### Directions
Sort through the entries below and pull out lines containing the word "from".
#### Input records ####
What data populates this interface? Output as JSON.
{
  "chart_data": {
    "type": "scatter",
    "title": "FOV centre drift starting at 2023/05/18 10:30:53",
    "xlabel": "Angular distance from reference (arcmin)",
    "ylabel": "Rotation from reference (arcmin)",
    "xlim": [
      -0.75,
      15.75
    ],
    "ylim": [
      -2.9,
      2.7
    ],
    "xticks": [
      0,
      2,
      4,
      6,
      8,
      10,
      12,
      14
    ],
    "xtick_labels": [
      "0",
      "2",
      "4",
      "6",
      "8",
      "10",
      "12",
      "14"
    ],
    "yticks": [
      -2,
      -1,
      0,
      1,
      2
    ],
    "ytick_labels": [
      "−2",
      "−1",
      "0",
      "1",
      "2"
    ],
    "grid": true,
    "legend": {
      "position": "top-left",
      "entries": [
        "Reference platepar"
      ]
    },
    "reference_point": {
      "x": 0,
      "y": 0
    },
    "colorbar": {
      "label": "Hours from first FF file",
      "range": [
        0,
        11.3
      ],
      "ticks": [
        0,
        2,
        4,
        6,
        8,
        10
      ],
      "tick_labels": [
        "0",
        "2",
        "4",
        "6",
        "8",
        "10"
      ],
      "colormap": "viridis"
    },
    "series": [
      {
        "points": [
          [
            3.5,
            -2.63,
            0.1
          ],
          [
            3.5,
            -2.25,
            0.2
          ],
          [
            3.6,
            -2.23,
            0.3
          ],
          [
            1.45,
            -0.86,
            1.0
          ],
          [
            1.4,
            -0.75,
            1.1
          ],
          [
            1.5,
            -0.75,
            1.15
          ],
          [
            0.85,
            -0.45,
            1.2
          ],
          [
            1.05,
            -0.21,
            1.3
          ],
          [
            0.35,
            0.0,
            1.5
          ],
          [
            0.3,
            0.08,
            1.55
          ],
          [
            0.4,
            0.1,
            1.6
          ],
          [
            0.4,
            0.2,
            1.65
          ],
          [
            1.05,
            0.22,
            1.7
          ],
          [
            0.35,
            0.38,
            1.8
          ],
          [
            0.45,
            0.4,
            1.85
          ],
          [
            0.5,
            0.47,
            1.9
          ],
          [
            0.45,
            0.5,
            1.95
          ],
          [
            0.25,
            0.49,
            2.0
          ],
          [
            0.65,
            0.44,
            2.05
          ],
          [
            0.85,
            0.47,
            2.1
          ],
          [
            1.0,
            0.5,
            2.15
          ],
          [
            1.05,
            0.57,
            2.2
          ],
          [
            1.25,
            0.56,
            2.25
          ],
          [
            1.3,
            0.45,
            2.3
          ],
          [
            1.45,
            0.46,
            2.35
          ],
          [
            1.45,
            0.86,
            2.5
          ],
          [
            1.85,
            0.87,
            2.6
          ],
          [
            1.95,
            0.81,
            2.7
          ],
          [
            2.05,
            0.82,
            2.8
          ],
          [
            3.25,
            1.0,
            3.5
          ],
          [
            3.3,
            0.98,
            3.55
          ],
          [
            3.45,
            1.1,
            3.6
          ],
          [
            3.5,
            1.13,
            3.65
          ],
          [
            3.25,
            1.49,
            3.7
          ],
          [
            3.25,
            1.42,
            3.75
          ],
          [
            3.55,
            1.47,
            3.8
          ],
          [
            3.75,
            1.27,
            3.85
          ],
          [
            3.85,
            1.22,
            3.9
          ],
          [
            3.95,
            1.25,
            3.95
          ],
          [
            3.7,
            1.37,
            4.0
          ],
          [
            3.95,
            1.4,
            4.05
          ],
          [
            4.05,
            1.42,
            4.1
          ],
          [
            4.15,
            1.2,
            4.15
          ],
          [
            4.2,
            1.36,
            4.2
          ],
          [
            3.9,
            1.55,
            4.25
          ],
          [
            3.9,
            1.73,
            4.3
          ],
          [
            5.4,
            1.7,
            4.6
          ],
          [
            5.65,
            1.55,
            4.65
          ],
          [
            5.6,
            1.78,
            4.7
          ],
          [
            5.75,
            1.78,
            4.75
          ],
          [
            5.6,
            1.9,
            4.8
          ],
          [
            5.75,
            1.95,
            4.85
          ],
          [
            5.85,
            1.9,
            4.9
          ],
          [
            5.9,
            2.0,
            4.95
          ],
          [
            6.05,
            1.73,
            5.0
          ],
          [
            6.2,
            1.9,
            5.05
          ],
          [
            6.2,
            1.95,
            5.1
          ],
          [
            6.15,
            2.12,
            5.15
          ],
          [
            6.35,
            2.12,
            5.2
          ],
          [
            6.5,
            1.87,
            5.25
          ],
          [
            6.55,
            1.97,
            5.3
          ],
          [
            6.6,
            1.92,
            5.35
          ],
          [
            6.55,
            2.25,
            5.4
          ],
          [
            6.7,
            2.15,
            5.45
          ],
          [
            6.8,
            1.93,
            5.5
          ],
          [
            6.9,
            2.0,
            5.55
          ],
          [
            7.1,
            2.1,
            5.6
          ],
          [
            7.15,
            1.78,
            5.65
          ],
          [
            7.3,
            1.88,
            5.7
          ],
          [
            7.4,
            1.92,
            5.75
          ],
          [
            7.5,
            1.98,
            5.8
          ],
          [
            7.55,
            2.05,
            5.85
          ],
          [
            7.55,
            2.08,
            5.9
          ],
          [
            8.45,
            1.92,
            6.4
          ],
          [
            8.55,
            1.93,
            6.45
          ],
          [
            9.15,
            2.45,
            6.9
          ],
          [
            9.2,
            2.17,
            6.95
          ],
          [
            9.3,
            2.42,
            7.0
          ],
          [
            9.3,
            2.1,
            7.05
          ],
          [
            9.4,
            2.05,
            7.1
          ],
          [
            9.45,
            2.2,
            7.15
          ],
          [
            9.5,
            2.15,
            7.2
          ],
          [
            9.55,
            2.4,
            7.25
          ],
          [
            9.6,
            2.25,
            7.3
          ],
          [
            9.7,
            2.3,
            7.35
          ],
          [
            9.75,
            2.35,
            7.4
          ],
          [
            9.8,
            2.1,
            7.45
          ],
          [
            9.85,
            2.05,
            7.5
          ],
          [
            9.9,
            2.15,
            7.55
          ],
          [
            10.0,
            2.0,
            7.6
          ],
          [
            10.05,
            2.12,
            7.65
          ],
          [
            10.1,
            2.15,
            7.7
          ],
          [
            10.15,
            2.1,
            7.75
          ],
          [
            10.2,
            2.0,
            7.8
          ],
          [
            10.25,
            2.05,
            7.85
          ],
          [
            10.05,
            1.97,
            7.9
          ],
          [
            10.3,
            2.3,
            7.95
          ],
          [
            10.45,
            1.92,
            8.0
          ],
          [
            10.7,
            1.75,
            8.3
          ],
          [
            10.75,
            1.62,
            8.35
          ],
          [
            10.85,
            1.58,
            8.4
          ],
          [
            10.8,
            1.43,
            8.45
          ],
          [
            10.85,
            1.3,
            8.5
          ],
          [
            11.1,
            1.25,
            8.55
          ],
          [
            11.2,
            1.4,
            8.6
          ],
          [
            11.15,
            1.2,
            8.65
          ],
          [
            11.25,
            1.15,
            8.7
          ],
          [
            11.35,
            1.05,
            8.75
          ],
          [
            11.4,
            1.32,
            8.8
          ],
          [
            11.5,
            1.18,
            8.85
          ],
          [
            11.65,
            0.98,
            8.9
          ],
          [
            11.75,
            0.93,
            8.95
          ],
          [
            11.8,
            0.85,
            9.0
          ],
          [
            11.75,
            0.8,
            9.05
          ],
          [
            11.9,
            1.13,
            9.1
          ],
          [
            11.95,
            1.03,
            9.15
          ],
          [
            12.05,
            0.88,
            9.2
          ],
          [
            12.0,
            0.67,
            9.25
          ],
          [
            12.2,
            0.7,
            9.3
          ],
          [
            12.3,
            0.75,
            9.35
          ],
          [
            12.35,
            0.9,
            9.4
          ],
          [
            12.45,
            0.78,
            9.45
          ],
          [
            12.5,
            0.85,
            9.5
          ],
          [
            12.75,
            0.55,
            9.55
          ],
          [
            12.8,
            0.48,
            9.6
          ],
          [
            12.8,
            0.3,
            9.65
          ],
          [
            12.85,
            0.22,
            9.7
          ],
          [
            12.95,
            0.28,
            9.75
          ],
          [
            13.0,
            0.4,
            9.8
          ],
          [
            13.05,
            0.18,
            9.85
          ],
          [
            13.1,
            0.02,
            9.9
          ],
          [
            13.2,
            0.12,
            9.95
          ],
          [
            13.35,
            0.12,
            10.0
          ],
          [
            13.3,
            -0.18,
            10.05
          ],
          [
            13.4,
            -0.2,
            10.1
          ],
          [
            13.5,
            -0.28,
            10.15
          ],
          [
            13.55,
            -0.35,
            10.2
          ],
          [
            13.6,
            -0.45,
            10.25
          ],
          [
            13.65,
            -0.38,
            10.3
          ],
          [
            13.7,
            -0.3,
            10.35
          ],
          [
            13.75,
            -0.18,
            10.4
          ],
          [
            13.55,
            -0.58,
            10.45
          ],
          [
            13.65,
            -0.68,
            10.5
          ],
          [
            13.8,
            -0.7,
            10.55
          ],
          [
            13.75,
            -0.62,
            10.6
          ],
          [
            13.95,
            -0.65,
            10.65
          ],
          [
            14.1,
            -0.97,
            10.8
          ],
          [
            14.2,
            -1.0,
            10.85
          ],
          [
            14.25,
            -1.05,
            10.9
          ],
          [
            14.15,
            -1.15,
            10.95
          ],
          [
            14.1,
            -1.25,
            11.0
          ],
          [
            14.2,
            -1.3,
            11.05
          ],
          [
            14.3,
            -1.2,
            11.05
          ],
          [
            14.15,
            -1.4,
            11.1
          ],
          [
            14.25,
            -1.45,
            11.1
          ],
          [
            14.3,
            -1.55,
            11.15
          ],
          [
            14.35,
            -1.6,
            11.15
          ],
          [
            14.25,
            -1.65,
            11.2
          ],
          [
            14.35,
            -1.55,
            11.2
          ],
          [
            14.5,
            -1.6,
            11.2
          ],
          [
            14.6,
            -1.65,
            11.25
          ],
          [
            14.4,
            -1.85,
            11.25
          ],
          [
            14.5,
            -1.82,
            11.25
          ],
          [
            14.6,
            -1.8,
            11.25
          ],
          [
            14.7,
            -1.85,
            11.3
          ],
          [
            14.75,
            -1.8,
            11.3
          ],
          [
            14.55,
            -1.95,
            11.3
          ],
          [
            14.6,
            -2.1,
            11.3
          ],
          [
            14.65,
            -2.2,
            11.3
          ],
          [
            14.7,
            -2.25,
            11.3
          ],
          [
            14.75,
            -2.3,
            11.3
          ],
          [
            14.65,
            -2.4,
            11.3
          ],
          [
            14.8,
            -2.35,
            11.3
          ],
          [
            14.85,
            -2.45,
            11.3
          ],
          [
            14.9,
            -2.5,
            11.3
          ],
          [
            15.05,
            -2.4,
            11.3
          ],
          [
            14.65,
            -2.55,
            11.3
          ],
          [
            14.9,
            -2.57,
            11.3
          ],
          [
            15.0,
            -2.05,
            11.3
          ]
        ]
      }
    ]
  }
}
####
### Solution
    "xlabel": "Angular distance from reference (arcmin)",
    "ylabel": "Rotation from reference (arcmin)",
      "label": "Hours from first FF file",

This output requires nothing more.